### TASK
Search the material below for the word "English". Copy every line that has it.

### EXERCISE MATERIALS
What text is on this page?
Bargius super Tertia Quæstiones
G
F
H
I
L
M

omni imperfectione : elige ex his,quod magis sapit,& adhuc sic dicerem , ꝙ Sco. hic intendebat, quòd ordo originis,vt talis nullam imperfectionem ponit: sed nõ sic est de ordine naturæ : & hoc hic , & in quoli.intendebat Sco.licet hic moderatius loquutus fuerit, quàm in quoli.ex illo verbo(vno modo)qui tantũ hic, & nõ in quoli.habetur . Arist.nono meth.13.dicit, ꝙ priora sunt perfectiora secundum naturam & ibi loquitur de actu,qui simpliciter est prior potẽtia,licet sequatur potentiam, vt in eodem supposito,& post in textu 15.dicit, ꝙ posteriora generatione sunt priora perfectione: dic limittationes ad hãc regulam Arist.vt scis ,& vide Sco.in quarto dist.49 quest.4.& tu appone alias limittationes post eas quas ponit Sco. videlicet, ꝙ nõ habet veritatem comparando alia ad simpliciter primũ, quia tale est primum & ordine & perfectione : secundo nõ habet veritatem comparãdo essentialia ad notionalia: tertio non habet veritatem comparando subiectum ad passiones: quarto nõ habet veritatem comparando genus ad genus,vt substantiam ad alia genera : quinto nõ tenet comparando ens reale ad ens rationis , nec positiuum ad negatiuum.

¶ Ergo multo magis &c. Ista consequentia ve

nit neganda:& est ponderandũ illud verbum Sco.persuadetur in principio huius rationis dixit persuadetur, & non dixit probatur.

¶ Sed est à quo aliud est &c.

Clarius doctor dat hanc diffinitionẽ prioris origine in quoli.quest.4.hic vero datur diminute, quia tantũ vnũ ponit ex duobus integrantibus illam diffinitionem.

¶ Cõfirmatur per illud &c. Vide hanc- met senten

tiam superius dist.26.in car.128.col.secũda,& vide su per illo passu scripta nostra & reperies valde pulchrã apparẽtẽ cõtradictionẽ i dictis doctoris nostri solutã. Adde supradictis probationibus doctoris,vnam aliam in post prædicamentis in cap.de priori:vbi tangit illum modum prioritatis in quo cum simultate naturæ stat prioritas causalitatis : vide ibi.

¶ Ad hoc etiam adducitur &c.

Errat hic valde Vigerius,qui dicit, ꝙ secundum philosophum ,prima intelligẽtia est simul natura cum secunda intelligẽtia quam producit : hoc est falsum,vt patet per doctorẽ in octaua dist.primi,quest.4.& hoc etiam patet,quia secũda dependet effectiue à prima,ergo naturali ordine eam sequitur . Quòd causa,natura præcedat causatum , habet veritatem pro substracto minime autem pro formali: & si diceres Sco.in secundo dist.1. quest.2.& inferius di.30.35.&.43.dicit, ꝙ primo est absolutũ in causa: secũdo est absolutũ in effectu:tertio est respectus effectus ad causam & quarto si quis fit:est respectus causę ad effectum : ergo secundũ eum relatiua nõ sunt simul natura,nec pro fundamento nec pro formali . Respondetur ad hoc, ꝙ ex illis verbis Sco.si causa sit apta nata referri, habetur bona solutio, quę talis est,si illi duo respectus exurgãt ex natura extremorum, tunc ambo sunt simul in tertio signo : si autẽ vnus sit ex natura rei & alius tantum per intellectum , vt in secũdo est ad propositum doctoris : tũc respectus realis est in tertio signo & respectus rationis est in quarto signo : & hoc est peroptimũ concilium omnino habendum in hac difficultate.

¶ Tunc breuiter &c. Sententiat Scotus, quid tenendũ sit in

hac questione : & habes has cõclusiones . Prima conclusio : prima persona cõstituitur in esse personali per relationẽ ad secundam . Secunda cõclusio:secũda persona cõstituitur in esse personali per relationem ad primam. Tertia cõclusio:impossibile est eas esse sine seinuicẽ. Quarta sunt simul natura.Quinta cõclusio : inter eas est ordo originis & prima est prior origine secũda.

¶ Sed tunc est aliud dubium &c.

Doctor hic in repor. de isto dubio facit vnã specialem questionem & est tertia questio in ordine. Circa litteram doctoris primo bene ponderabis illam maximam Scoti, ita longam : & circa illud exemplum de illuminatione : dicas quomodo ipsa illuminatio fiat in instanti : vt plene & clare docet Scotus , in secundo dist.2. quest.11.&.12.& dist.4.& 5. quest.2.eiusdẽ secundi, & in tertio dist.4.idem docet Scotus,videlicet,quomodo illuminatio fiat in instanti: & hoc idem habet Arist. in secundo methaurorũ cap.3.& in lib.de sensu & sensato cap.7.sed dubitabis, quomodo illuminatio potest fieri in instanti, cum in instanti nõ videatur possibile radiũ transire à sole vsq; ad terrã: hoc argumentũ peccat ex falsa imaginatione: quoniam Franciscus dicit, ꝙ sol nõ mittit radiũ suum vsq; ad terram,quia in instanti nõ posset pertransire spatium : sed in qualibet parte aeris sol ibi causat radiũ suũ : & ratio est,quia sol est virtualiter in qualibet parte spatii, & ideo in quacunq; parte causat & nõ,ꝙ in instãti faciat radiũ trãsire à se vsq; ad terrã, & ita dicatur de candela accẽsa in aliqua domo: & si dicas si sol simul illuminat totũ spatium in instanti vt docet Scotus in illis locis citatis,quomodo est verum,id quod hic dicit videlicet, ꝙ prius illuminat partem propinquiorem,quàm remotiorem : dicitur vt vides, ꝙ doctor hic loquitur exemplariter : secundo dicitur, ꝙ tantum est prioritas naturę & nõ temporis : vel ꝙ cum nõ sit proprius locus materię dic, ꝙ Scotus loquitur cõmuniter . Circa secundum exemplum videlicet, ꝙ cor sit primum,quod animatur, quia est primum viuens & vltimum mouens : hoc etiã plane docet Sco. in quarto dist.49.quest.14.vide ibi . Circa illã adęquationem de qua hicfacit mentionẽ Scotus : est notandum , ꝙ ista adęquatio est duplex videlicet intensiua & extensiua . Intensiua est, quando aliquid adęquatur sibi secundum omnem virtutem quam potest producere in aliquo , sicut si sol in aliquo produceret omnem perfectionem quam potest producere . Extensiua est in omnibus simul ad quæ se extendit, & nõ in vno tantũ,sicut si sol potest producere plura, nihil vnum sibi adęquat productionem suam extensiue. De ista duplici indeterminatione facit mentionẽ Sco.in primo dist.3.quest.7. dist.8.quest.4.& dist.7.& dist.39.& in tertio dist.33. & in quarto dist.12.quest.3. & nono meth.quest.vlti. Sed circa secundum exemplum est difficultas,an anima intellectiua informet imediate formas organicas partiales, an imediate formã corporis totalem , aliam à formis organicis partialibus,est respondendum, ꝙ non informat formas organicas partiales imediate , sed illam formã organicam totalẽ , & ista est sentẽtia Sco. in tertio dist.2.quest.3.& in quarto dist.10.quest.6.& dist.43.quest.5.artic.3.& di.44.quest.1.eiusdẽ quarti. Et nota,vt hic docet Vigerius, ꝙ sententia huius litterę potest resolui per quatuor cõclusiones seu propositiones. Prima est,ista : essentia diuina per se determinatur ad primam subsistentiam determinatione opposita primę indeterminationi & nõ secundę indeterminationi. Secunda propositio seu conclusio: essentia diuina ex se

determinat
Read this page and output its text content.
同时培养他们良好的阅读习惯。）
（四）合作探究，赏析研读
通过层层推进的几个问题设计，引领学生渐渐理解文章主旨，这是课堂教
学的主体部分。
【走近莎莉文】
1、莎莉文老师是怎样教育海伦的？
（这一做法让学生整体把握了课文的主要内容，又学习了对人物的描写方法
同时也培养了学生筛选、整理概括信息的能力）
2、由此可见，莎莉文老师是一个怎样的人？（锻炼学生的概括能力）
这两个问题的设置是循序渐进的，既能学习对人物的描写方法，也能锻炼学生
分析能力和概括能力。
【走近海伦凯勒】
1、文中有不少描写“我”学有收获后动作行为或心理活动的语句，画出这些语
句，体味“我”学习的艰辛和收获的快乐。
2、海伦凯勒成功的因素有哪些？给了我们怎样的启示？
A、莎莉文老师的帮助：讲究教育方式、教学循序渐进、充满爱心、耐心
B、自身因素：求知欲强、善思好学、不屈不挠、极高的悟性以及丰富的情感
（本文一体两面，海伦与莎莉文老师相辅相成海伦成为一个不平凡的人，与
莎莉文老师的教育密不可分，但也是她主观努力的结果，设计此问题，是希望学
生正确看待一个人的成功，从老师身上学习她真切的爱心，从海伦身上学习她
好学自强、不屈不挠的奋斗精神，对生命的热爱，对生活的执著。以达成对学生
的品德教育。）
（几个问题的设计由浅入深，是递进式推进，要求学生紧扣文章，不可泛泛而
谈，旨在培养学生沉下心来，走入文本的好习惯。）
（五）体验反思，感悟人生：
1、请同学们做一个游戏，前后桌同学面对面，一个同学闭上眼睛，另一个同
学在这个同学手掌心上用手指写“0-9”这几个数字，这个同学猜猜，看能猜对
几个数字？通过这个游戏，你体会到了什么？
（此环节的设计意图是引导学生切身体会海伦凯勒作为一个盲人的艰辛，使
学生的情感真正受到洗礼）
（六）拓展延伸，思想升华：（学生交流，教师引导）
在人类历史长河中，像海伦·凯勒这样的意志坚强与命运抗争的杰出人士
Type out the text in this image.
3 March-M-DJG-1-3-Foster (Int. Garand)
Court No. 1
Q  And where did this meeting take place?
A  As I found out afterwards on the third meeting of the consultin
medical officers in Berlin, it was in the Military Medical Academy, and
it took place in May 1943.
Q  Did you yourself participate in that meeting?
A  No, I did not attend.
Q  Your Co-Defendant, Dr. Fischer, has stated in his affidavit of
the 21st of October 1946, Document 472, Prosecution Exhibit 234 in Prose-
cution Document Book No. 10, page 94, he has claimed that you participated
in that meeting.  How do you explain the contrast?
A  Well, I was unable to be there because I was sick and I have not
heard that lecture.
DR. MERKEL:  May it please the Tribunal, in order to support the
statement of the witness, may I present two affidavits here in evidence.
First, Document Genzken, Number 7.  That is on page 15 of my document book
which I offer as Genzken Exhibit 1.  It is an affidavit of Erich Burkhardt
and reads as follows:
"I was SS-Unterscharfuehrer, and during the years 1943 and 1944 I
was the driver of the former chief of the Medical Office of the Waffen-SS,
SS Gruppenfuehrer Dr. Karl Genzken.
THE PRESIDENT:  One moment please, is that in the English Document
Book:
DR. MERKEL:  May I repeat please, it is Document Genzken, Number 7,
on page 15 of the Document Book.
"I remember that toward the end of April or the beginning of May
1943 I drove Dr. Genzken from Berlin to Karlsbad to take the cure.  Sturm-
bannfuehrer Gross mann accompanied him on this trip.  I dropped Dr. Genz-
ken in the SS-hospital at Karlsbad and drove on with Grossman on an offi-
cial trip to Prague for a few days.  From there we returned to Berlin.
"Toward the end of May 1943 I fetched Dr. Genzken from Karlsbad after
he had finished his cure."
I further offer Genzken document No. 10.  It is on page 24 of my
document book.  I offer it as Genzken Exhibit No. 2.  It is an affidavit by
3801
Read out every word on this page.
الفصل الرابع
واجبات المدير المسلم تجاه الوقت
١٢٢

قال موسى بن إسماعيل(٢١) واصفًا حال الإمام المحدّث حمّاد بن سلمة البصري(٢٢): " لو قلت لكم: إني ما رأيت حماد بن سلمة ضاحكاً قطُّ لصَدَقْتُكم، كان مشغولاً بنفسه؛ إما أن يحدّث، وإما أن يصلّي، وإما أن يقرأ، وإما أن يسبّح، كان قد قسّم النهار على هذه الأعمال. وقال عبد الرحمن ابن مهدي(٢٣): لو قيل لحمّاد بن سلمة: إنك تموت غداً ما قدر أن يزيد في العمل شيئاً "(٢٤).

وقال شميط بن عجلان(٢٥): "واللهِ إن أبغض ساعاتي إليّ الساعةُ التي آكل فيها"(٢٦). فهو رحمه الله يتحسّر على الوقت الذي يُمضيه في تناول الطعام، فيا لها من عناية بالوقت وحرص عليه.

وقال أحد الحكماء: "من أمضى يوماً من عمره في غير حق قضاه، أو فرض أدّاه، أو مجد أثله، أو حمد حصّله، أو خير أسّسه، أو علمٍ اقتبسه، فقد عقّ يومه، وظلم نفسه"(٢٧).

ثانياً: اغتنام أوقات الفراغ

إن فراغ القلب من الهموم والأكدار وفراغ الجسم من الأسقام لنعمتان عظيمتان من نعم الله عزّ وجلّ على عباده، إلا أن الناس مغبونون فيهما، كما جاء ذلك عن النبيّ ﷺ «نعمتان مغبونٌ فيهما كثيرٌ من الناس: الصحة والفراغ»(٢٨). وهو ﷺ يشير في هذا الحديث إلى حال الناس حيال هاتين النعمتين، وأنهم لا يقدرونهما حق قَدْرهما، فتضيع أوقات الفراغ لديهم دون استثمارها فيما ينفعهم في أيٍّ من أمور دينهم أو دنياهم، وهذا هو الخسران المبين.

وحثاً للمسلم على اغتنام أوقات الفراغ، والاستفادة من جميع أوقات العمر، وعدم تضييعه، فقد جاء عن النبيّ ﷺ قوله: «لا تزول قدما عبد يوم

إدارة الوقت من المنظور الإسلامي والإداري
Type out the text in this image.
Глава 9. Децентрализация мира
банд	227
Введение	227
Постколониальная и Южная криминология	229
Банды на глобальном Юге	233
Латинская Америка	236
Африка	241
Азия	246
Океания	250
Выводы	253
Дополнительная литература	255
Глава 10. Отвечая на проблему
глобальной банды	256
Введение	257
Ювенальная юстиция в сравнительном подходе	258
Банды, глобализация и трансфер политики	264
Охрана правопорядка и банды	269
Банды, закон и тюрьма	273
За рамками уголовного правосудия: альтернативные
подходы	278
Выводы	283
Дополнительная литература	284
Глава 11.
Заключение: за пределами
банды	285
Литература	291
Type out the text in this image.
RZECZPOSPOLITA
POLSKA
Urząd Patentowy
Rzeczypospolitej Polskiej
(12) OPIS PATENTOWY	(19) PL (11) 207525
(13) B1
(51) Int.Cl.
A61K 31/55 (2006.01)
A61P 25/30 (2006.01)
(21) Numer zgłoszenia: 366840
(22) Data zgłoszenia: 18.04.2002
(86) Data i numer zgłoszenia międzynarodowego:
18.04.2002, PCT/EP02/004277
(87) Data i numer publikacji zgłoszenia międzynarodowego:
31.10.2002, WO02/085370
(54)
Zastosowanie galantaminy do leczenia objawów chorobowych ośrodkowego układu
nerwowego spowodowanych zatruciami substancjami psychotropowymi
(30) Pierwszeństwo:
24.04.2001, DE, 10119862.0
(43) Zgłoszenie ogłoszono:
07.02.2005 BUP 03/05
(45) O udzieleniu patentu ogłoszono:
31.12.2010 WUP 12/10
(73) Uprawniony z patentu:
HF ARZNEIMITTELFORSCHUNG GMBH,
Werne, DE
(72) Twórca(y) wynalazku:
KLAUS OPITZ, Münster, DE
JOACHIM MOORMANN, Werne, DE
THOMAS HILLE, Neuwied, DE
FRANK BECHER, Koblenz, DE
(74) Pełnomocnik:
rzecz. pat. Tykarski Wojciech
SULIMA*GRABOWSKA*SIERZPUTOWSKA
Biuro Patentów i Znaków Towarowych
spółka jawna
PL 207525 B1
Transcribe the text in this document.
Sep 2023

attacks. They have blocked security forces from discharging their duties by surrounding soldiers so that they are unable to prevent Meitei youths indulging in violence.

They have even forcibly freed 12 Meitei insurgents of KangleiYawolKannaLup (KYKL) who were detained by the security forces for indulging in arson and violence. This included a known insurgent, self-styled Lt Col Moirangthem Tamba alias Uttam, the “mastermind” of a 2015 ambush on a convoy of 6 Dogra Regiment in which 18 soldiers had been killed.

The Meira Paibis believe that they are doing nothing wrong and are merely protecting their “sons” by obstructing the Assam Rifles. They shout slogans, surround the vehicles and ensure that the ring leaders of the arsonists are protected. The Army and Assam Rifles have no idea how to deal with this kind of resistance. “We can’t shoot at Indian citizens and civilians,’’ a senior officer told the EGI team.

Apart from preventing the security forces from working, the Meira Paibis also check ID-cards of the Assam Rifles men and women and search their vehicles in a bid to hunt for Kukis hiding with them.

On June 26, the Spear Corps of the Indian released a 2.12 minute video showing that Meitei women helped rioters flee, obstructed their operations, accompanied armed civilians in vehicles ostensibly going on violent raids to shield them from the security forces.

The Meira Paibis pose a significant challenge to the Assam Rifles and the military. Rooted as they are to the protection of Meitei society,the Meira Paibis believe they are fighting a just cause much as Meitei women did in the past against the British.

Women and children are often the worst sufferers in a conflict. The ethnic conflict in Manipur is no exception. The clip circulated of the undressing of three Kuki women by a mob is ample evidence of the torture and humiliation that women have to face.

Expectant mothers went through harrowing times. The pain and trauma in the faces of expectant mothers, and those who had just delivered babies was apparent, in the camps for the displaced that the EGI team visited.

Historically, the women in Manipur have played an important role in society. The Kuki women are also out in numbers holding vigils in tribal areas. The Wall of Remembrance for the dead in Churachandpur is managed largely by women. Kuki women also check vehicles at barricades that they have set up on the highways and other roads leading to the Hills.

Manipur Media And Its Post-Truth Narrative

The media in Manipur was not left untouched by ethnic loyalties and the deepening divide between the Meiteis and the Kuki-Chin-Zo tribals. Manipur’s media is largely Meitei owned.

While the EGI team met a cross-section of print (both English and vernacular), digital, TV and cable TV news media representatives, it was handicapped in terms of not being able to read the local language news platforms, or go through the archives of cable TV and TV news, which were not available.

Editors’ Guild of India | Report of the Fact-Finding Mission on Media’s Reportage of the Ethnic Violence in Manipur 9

### PROBLEM SOLUTION
THE PRESIDENT:  One moment please, is that in the English Document
While the EGI team met a cross-section of print (both English and vernacular), digital, TV and cable TV news media representatives, it was handicapped in terms of not being able to read the local language news platforms, or go through the archives of cable TV and TV news, which were not available.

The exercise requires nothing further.